Exercise description
Output every entry exactly as written, skipping any pictures.

Data listing
------------------------------------------------

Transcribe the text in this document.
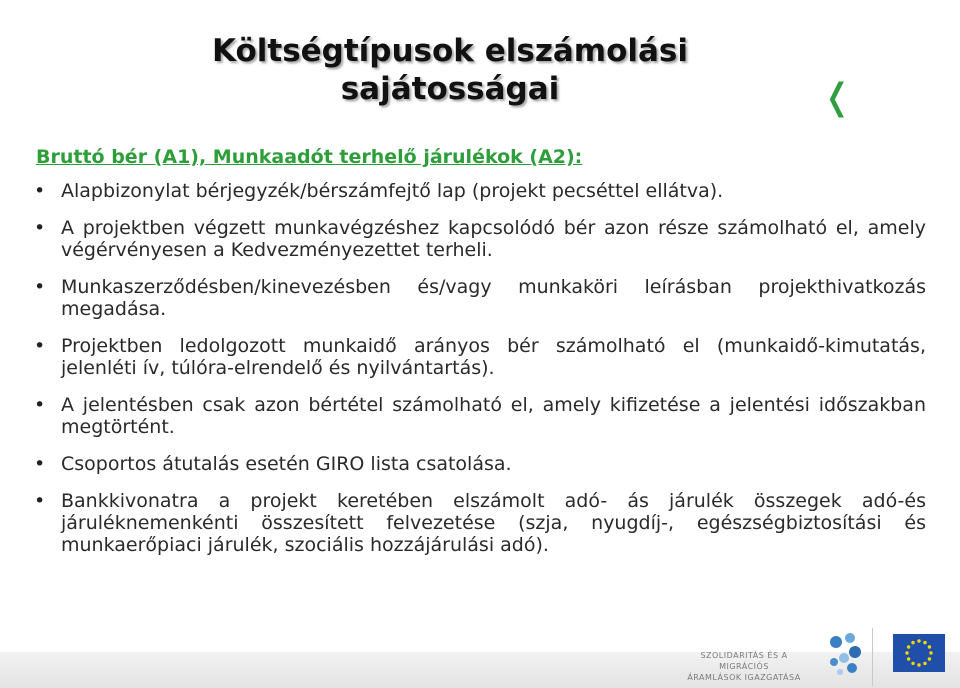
Költségtípusok elszámolási
sajátosságai	❬
Bruttó bér (A1), Munkaadót terhelő járulékok (A2):
• Alapbizonylat bérjegyzék/bérszámfejtő lap (projekt pecséttel ellátva).
• A projektben végzett munkavégzéshez kapcsolódó bér azon része számolható el, amely végérvényesen a Kedvezményezettet terheli.
• Munkaszerződésben/kinevezésben és/vagy munkaköri leírásban projekthivatkozás megadása.
• Projektben ledolgozott munkaidő arányos bér számolható el (munkaidő-kimutatás, jelenléti ív, túlóra-elrendelő és nyilvántartás).
• A jelentésben csak azon bértétel számolható el, amely kifizetése a jelentési időszakban megtörtént.
• Csoportos átutalás esetén GIRO lista csatolása.
• Bankkivonatra a projekt keretében elszámolt adó- ás járulék összegek adó-és járuléknemenkénti összesített felvezetése (szja, nyugdíj-, egészségbiztosítási és munkaerőpiaci járulék, szociális hozzájárulási adó).
SZOLIDARITÁS ÉS A MIGRÁCIÓS
ÁRAMLÁSOK IGAZGATÁSA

------------------------------------------------

Worked answer
Transcribe the text in this document.
Költségtípusok elszámolási
sajátosságai	❬
Bruttó bér (A1), Munkaadót terhelő járulékok (A2):
• Alapbizonylat bérjegyzék/bérszámfejtő lap (projekt pecséttel ellátva).
• A projektben végzett munkavégzéshez kapcsolódó bér azon része számolható el, amely végérvényesen a Kedvezményezettet terheli.
• Munkaszerződésben/kinevezésben és/vagy munkaköri leírásban projekthivatkozás megadása.
• Projektben ledolgozott munkaidő arányos bér számolható el (munkaidő-kimutatás, jelenléti ív, túlóra-elrendelő és nyilvántartás).
• A jelentésben csak azon bértétel számolható el, amely kifizetése a jelentési időszakban megtörtént.
• Csoportos átutalás esetén GIRO lista csatolása.
• Bankkivonatra a projekt keretében elszámolt adó- ás járulék összegek adó-és járuléknemenkénti összesített felvezetése (szja, nyugdíj-, egészségbiztosítási és munkaerőpiaci járulék, szociális hozzájárulási adó).
SZOLIDARITÁS ÉS A MIGRÁCIÓS
ÁRAMLÁSOK IGAZGATÁSA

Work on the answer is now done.